| TASK DIRECTIONS |
Pictures don't belong in the copy; print all the records exactly.

| INFORMATION PROVIDED |
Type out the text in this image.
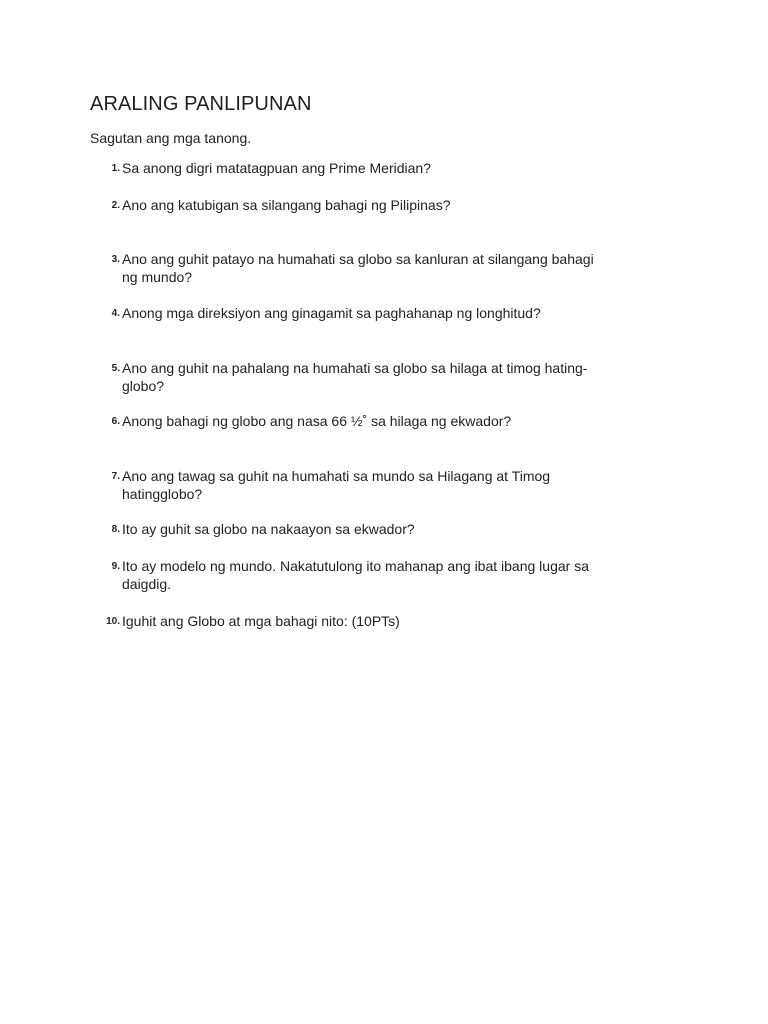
ARALING PANLIPUNAN

Sagutan ang mga tanong.

1. Sa anong digri matatagpuan ang Prime Meridian?
2. Ano ang katubigan sa silangang bahagi ng Pilipinas?
3. Ano ang guhit patayo na humahati sa globo sa kanluran at silangang bahagi ng mundo?
4. Anong mga direksiyon ang ginagamit sa paghahanap ng longhitud?
5. Ano ang guhit na pahalang na humahati sa globo sa hilaga at timog hating-globo?
6. Anong bahagi ng globo ang nasa 66 ½˚ sa hilaga ng ekwador?
7. Ano ang tawag sa guhit na humahati sa mundo sa Hilagang at Timog hatingglobo?
8. Ito ay guhit sa globo na nakaayon sa ekwador?
9. Ito ay modelo ng mundo. Nakatutulong ito mahanap ang ibat ibang lugar sa daigdig.
10. Iguhit ang Globo at mga bahagi nito: (10PTs)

| CORRECT ANSWER |
Type out the text in this image.
ARALING PANLIPUNAN

Sagutan ang mga tanong.

1. Sa anong digri matatagpuan ang Prime Meridian?
2. Ano ang katubigan sa silangang bahagi ng Pilipinas?
3. Ano ang guhit patayo na humahati sa globo sa kanluran at silangang bahagi ng mundo?
4. Anong mga direksiyon ang ginagamit sa paghahanap ng longhitud?
5. Ano ang guhit na pahalang na humahati sa globo sa hilaga at timog hating-globo?
6. Anong bahagi ng globo ang nasa 66 ½˚ sa hilaga ng ekwador?
7. Ano ang tawag sa guhit na humahati sa mundo sa Hilagang at Timog hatingglobo?
8. Ito ay guhit sa globo na nakaayon sa ekwador?
9. Ito ay modelo ng mundo. Nakatutulong ito mahanap ang ibat ibang lugar sa daigdig.
10. Iguhit ang Globo at mga bahagi nito: (10PTs)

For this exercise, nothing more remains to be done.